Aim:
Skip the pictures. Copy all the rest of the records down exactly.
________
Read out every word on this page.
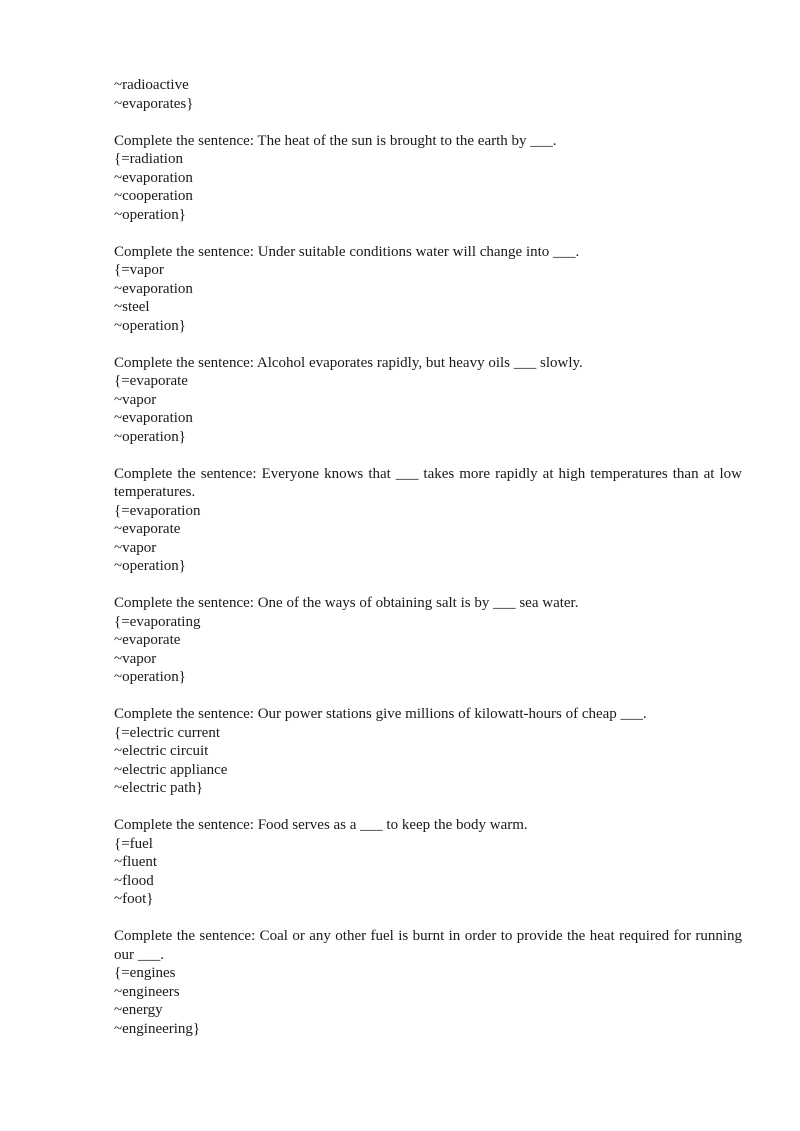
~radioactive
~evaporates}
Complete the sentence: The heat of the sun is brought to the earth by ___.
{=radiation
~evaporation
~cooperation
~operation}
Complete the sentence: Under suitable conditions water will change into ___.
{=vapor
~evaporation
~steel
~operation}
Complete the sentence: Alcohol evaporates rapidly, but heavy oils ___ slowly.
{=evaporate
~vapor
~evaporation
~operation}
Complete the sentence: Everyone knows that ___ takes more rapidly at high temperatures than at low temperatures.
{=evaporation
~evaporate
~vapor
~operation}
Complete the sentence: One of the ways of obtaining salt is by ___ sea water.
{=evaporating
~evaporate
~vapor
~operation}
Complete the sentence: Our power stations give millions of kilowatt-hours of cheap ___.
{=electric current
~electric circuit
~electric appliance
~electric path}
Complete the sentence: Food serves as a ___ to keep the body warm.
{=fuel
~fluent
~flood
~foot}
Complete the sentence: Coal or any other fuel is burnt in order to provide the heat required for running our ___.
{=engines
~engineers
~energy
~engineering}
________
Answer for this exercise:
Read out every word on this page.
~radioactive
~evaporates}
Complete the sentence: The heat of the sun is brought to the earth by ___.
{=radiation
~evaporation
~cooperation
~operation}
Complete the sentence: Under suitable conditions water will change into ___.
{=vapor
~evaporation
~steel
~operation}
Complete the sentence: Alcohol evaporates rapidly, but heavy oils ___ slowly.
{=evaporate
~vapor
~evaporation
~operation}
Complete the sentence: Everyone knows that ___ takes more rapidly at high temperatures than at low temperatures.
{=evaporation
~evaporate
~vapor
~operation}
Complete the sentence: One of the ways of obtaining salt is by ___ sea water.
{=evaporating
~evaporate
~vapor
~operation}
Complete the sentence: Our power stations give millions of kilowatt-hours of cheap ___.
{=electric current
~electric circuit
~electric appliance
~electric path}
Complete the sentence: Food serves as a ___ to keep the body warm.
{=fuel
~fluent
~flood
~foot}
Complete the sentence: Coal or any other fuel is burnt in order to provide the heat required for running our ___.
{=engines
~engineers
~energy
~engineering}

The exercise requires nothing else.